## [What this task involves]
Your task is to transcribe all of the records exactly and leave out the pictures.

## [Information given]
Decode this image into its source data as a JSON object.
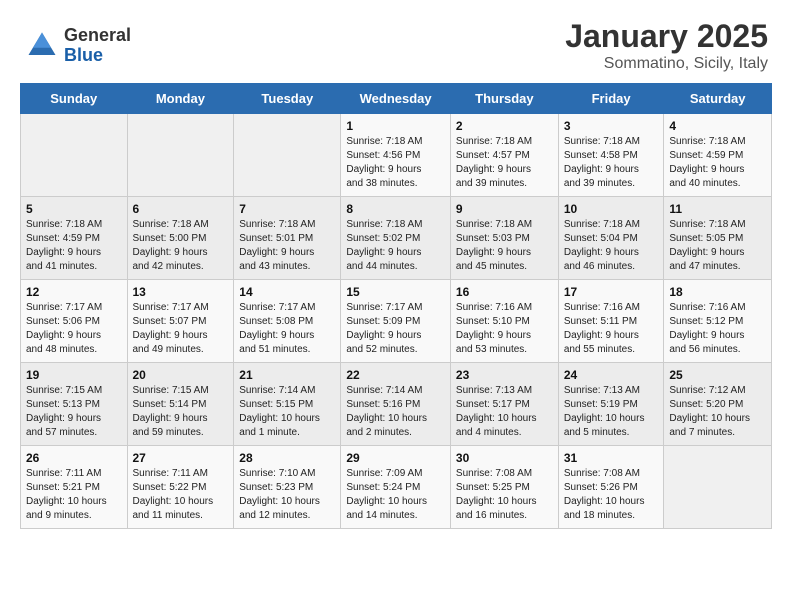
{
  "header": {
    "logo_general": "General",
    "logo_blue": "Blue",
    "month_title": "January 2025",
    "location": "Sommatino, Sicily, Italy"
  },
  "days_of_week": [
    "Sunday",
    "Monday",
    "Tuesday",
    "Wednesday",
    "Thursday",
    "Friday",
    "Saturday"
  ],
  "weeks": [
    [
      {
        "day": "",
        "info": ""
      },
      {
        "day": "",
        "info": ""
      },
      {
        "day": "",
        "info": ""
      },
      {
        "day": "1",
        "info": "Sunrise: 7:18 AM\nSunset: 4:56 PM\nDaylight: 9 hours\nand 38 minutes."
      },
      {
        "day": "2",
        "info": "Sunrise: 7:18 AM\nSunset: 4:57 PM\nDaylight: 9 hours\nand 39 minutes."
      },
      {
        "day": "3",
        "info": "Sunrise: 7:18 AM\nSunset: 4:58 PM\nDaylight: 9 hours\nand 39 minutes."
      },
      {
        "day": "4",
        "info": "Sunrise: 7:18 AM\nSunset: 4:59 PM\nDaylight: 9 hours\nand 40 minutes."
      }
    ],
    [
      {
        "day": "5",
        "info": "Sunrise: 7:18 AM\nSunset: 4:59 PM\nDaylight: 9 hours\nand 41 minutes."
      },
      {
        "day": "6",
        "info": "Sunrise: 7:18 AM\nSunset: 5:00 PM\nDaylight: 9 hours\nand 42 minutes."
      },
      {
        "day": "7",
        "info": "Sunrise: 7:18 AM\nSunset: 5:01 PM\nDaylight: 9 hours\nand 43 minutes."
      },
      {
        "day": "8",
        "info": "Sunrise: 7:18 AM\nSunset: 5:02 PM\nDaylight: 9 hours\nand 44 minutes."
      },
      {
        "day": "9",
        "info": "Sunrise: 7:18 AM\nSunset: 5:03 PM\nDaylight: 9 hours\nand 45 minutes."
      },
      {
        "day": "10",
        "info": "Sunrise: 7:18 AM\nSunset: 5:04 PM\nDaylight: 9 hours\nand 46 minutes."
      },
      {
        "day": "11",
        "info": "Sunrise: 7:18 AM\nSunset: 5:05 PM\nDaylight: 9 hours\nand 47 minutes."
      }
    ],
    [
      {
        "day": "12",
        "info": "Sunrise: 7:17 AM\nSunset: 5:06 PM\nDaylight: 9 hours\nand 48 minutes."
      },
      {
        "day": "13",
        "info": "Sunrise: 7:17 AM\nSunset: 5:07 PM\nDaylight: 9 hours\nand 49 minutes."
      },
      {
        "day": "14",
        "info": "Sunrise: 7:17 AM\nSunset: 5:08 PM\nDaylight: 9 hours\nand 51 minutes."
      },
      {
        "day": "15",
        "info": "Sunrise: 7:17 AM\nSunset: 5:09 PM\nDaylight: 9 hours\nand 52 minutes."
      },
      {
        "day": "16",
        "info": "Sunrise: 7:16 AM\nSunset: 5:10 PM\nDaylight: 9 hours\nand 53 minutes."
      },
      {
        "day": "17",
        "info": "Sunrise: 7:16 AM\nSunset: 5:11 PM\nDaylight: 9 hours\nand 55 minutes."
      },
      {
        "day": "18",
        "info": "Sunrise: 7:16 AM\nSunset: 5:12 PM\nDaylight: 9 hours\nand 56 minutes."
      }
    ],
    [
      {
        "day": "19",
        "info": "Sunrise: 7:15 AM\nSunset: 5:13 PM\nDaylight: 9 hours\nand 57 minutes."
      },
      {
        "day": "20",
        "info": "Sunrise: 7:15 AM\nSunset: 5:14 PM\nDaylight: 9 hours\nand 59 minutes."
      },
      {
        "day": "21",
        "info": "Sunrise: 7:14 AM\nSunset: 5:15 PM\nDaylight: 10 hours\nand 1 minute."
      },
      {
        "day": "22",
        "info": "Sunrise: 7:14 AM\nSunset: 5:16 PM\nDaylight: 10 hours\nand 2 minutes."
      },
      {
        "day": "23",
        "info": "Sunrise: 7:13 AM\nSunset: 5:17 PM\nDaylight: 10 hours\nand 4 minutes."
      },
      {
        "day": "24",
        "info": "Sunrise: 7:13 AM\nSunset: 5:19 PM\nDaylight: 10 hours\nand 5 minutes."
      },
      {
        "day": "25",
        "info": "Sunrise: 7:12 AM\nSunset: 5:20 PM\nDaylight: 10 hours\nand 7 minutes."
      }
    ],
    [
      {
        "day": "26",
        "info": "Sunrise: 7:11 AM\nSunset: 5:21 PM\nDaylight: 10 hours\nand 9 minutes."
      },
      {
        "day": "27",
        "info": "Sunrise: 7:11 AM\nSunset: 5:22 PM\nDaylight: 10 hours\nand 11 minutes."
      },
      {
        "day": "28",
        "info": "Sunrise: 7:10 AM\nSunset: 5:23 PM\nDaylight: 10 hours\nand 12 minutes."
      },
      {
        "day": "29",
        "info": "Sunrise: 7:09 AM\nSunset: 5:24 PM\nDaylight: 10 hours\nand 14 minutes."
      },
      {
        "day": "30",
        "info": "Sunrise: 7:08 AM\nSunset: 5:25 PM\nDaylight: 10 hours\nand 16 minutes."
      },
      {
        "day": "31",
        "info": "Sunrise: 7:08 AM\nSunset: 5:26 PM\nDaylight: 10 hours\nand 18 minutes."
      },
      {
        "day": "",
        "info": ""
      }
    ]
  ]
}
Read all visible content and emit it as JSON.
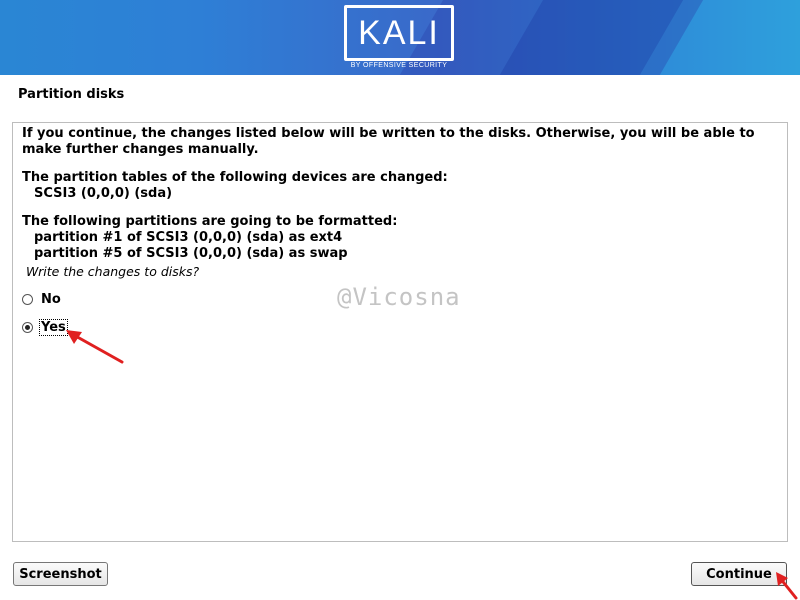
{
  "banner": {
    "logo_text": "KALI",
    "logo_subtitle": "BY OFFENSIVE SECURITY"
  },
  "page_title": "Partition disks",
  "content": {
    "intro": "If you continue, the changes listed below will be written to the disks. Otherwise, you will be able to make further changes manually.",
    "tables_heading": "The partition tables of the following devices are changed:",
    "tables_items": [
      "SCSI3 (0,0,0) (sda)"
    ],
    "format_heading": "The following partitions are going to be formatted:",
    "format_items": [
      "partition #1 of SCSI3 (0,0,0) (sda) as ext4",
      "partition #5 of SCSI3 (0,0,0) (sda) as swap"
    ],
    "question": "Write the changes to disks?",
    "options": [
      {
        "label": "No",
        "selected": false
      },
      {
        "label": "Yes",
        "selected": true
      }
    ]
  },
  "watermark": "@Vicosna",
  "buttons": {
    "screenshot": "Screenshot",
    "continue": "Continue"
  },
  "colors": {
    "banner_start": "#2a86d4",
    "banner_end": "#2ea0dc",
    "annotation_arrow": "#e02020"
  }
}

## [Solution]
Decode this image into its source data as a JSON object.
{
  "header": {
    "logo_general": "General",
    "logo_blue": "Blue",
    "month_title": "January 2025",
    "location": "Sommatino, Sicily, Italy"
  },
  "days_of_week": [
    "Sunday",
    "Monday",
    "Tuesday",
    "Wednesday",
    "Thursday",
    "Friday",
    "Saturday"
  ],
  "weeks": [
    [
      {
        "day": "",
        "info": ""
      },
      {
        "day": "",
        "info": ""
      },
      {
        "day": "",
        "info": ""
      },
      {
        "day": "1",
        "info": "Sunrise: 7:18 AM\nSunset: 4:56 PM\nDaylight: 9 hours\nand 38 minutes."
      },
      {
        "day": "2",
        "info": "Sunrise: 7:18 AM\nSunset: 4:57 PM\nDaylight: 9 hours\nand 39 minutes."
      },
      {
        "day": "3",
        "info": "Sunrise: 7:18 AM\nSunset: 4:58 PM\nDaylight: 9 hours\nand 39 minutes."
      },
      {
        "day": "4",
        "info": "Sunrise: 7:18 AM\nSunset: 4:59 PM\nDaylight: 9 hours\nand 40 minutes."
      }
    ],
    [
      {
        "day": "5",
        "info": "Sunrise: 7:18 AM\nSunset: 4:59 PM\nDaylight: 9 hours\nand 41 minutes."
      },
      {
        "day": "6",
        "info": "Sunrise: 7:18 AM\nSunset: 5:00 PM\nDaylight: 9 hours\nand 42 minutes."
      },
      {
        "day": "7",
        "info": "Sunrise: 7:18 AM\nSunset: 5:01 PM\nDaylight: 9 hours\nand 43 minutes."
      },
      {
        "day": "8",
        "info": "Sunrise: 7:18 AM\nSunset: 5:02 PM\nDaylight: 9 hours\nand 44 minutes."
      },
      {
        "day": "9",
        "info": "Sunrise: 7:18 AM\nSunset: 5:03 PM\nDaylight: 9 hours\nand 45 minutes."
      },
      {
        "day": "10",
        "info": "Sunrise: 7:18 AM\nSunset: 5:04 PM\nDaylight: 9 hours\nand 46 minutes."
      },
      {
        "day": "11",
        "info": "Sunrise: 7:18 AM\nSunset: 5:05 PM\nDaylight: 9 hours\nand 47 minutes."
      }
    ],
    [
      {
        "day": "12",
        "info": "Sunrise: 7:17 AM\nSunset: 5:06 PM\nDaylight: 9 hours\nand 48 minutes."
      },
      {
        "day": "13",
        "info": "Sunrise: 7:17 AM\nSunset: 5:07 PM\nDaylight: 9 hours\nand 49 minutes."
      },
      {
        "day": "14",
        "info": "Sunrise: 7:17 AM\nSunset: 5:08 PM\nDaylight: 9 hours\nand 51 minutes."
      },
      {
        "day": "15",
        "info": "Sunrise: 7:17 AM\nSunset: 5:09 PM\nDaylight: 9 hours\nand 52 minutes."
      },
      {
        "day": "16",
        "info": "Sunrise: 7:16 AM\nSunset: 5:10 PM\nDaylight: 9 hours\nand 53 minutes."
      },
      {
        "day": "17",
        "info": "Sunrise: 7:16 AM\nSunset: 5:11 PM\nDaylight: 9 hours\nand 55 minutes."
      },
      {
        "day": "18",
        "info": "Sunrise: 7:16 AM\nSunset: 5:12 PM\nDaylight: 9 hours\nand 56 minutes."
      }
    ],
    [
      {
        "day": "19",
        "info": "Sunrise: 7:15 AM\nSunset: 5:13 PM\nDaylight: 9 hours\nand 57 minutes."
      },
      {
        "day": "20",
        "info": "Sunrise: 7:15 AM\nSunset: 5:14 PM\nDaylight: 9 hours\nand 59 minutes."
      },
      {
        "day": "21",
        "info": "Sunrise: 7:14 AM\nSunset: 5:15 PM\nDaylight: 10 hours\nand 1 minute."
      },
      {
        "day": "22",
        "info": "Sunrise: 7:14 AM\nSunset: 5:16 PM\nDaylight: 10 hours\nand 2 minutes."
      },
      {
        "day": "23",
        "info": "Sunrise: 7:13 AM\nSunset: 5:17 PM\nDaylight: 10 hours\nand 4 minutes."
      },
      {
        "day": "24",
        "info": "Sunrise: 7:13 AM\nSunset: 5:19 PM\nDaylight: 10 hours\nand 5 minutes."
      },
      {
        "day": "25",
        "info": "Sunrise: 7:12 AM\nSunset: 5:20 PM\nDaylight: 10 hours\nand 7 minutes."
      }
    ],
    [
      {
        "day": "26",
        "info": "Sunrise: 7:11 AM\nSunset: 5:21 PM\nDaylight: 10 hours\nand 9 minutes."
      },
      {
        "day": "27",
        "info": "Sunrise: 7:11 AM\nSunset: 5:22 PM\nDaylight: 10 hours\nand 11 minutes."
      },
      {
        "day": "28",
        "info": "Sunrise: 7:10 AM\nSunset: 5:23 PM\nDaylight: 10 hours\nand 12 minutes."
      },
      {
        "day": "29",
        "info": "Sunrise: 7:09 AM\nSunset: 5:24 PM\nDaylight: 10 hours\nand 14 minutes."
      },
      {
        "day": "30",
        "info": "Sunrise: 7:08 AM\nSunset: 5:25 PM\nDaylight: 10 hours\nand 16 minutes."
      },
      {
        "day": "31",
        "info": "Sunrise: 7:08 AM\nSunset: 5:26 PM\nDaylight: 10 hours\nand 18 minutes."
      },
      {
        "day": "",
        "info": ""
      }
    ]
  ]
}
Read all visible content and emit it as JSON.
{
  "banner": {
    "logo_text": "KALI",
    "logo_subtitle": "BY OFFENSIVE SECURITY"
  },
  "page_title": "Partition disks",
  "content": {
    "intro": "If you continue, the changes listed below will be written to the disks. Otherwise, you will be able to make further changes manually.",
    "tables_heading": "The partition tables of the following devices are changed:",
    "tables_items": [
      "SCSI3 (0,0,0) (sda)"
    ],
    "format_heading": "The following partitions are going to be formatted:",
    "format_items": [
      "partition #1 of SCSI3 (0,0,0) (sda) as ext4",
      "partition #5 of SCSI3 (0,0,0) (sda) as swap"
    ],
    "question": "Write the changes to disks?",
    "options": [
      {
        "label": "No",
        "selected": false
      },
      {
        "label": "Yes",
        "selected": true
      }
    ]
  },
  "watermark": "@Vicosna",
  "buttons": {
    "screenshot": "Screenshot",
    "continue": "Continue"
  },
  "colors": {
    "banner_start": "#2a86d4",
    "banner_end": "#2ea0dc",
    "annotation_arrow": "#e02020"
  }
}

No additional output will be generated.